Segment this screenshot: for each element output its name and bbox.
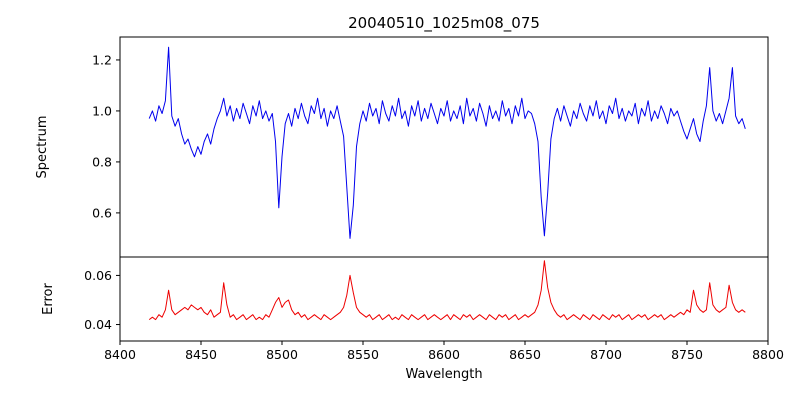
x-axis-label: Wavelength [405,367,482,382]
spectrum-panel-ticks: 0.6 0.8 1.0 1.2 [92,52,120,220]
error-panel: 0.04 0.06 8400 8450 8500 8550 8600 8650 8700 8750… [84,256,784,362]
y-tick-label: 1.0 [92,103,112,118]
error-line [148,260,746,321]
x-tick-label: 8800 [752,347,784,362]
y-tick-label: 0.06 [84,268,112,283]
y-axis-label-spectrum: Spectrum [35,116,50,179]
spectrum-panel: 0.6 0.8 1.0 1.2 [92,36,769,258]
x-tick-label: 8550 [347,347,379,362]
x-tick-label: 8450 [185,347,217,362]
error-panel-frame [119,256,769,342]
spectrum-panel-frame [119,36,769,258]
spectrum-line [148,46,746,239]
x-tick-label: 8700 [590,347,622,362]
x-tick-label: 8500 [266,347,298,362]
x-tick-label: 8400 [104,347,136,362]
x-tick-label: 8750 [671,347,703,362]
y-tick-label: 1.2 [92,52,112,67]
x-tick-label: 8600 [428,347,460,362]
error-panel-ticks: 0.04 0.06 8400 8450 8500 8550 8600 8650 8700 8750… [84,268,784,362]
y-tick-label: 0.6 [92,205,112,220]
plot-title: 20040510_1025m08_075 [348,14,540,33]
y-tick-label: 0.8 [92,154,112,169]
x-tick-label: 8650 [509,347,541,362]
y-tick-label: 0.04 [84,317,112,332]
y-axis-label-error: Error [41,283,56,315]
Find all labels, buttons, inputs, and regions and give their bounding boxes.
----
Recopiez à l'identique toutes les lignes du matériel ci-dessus, en omettant les images, s'il vous plaît.

Segment this screenshot: for each element output its name and bbox.
x-axis-label: Wavelength [405,367,482,382]
spectrum-panel-ticks: 0.6 0.8 1.0 1.2 [92,52,120,220]
error-panel: 0.04 0.06 8400 8450 8500 8550 8600 8650 8700 8750… [84,256,784,362]
y-tick-label: 1.0 [92,103,112,118]
error-line [148,260,746,321]
x-tick-label: 8800 [752,347,784,362]
y-tick-label: 0.06 [84,268,112,283]
y-axis-label-spectrum: Spectrum [35,116,50,179]
spectrum-panel: 0.6 0.8 1.0 1.2 [92,36,769,258]
x-tick-label: 8550 [347,347,379,362]
x-tick-label: 8450 [185,347,217,362]
error-panel-frame [119,256,769,342]
spectrum-panel-frame [119,36,769,258]
spectrum-line [148,46,746,239]
x-tick-label: 8700 [590,347,622,362]
x-tick-label: 8500 [266,347,298,362]
x-tick-label: 8400 [104,347,136,362]
x-tick-label: 8750 [671,347,703,362]
y-tick-label: 1.2 [92,52,112,67]
x-tick-label: 8600 [428,347,460,362]
error-panel-ticks: 0.04 0.06 8400 8450 8500 8550 8600 8650 8700 8750… [84,268,784,362]
y-tick-label: 0.6 [92,205,112,220]
plot-title: 20040510_1025m08_075 [348,14,540,33]
y-tick-label: 0.8 [92,154,112,169]
x-tick-label: 8650 [509,347,541,362]
y-tick-label: 0.04 [84,317,112,332]
y-axis-label-error: Error [41,283,56,315]
Find all labels, buttons, inputs, and regions and give their bounding boxes.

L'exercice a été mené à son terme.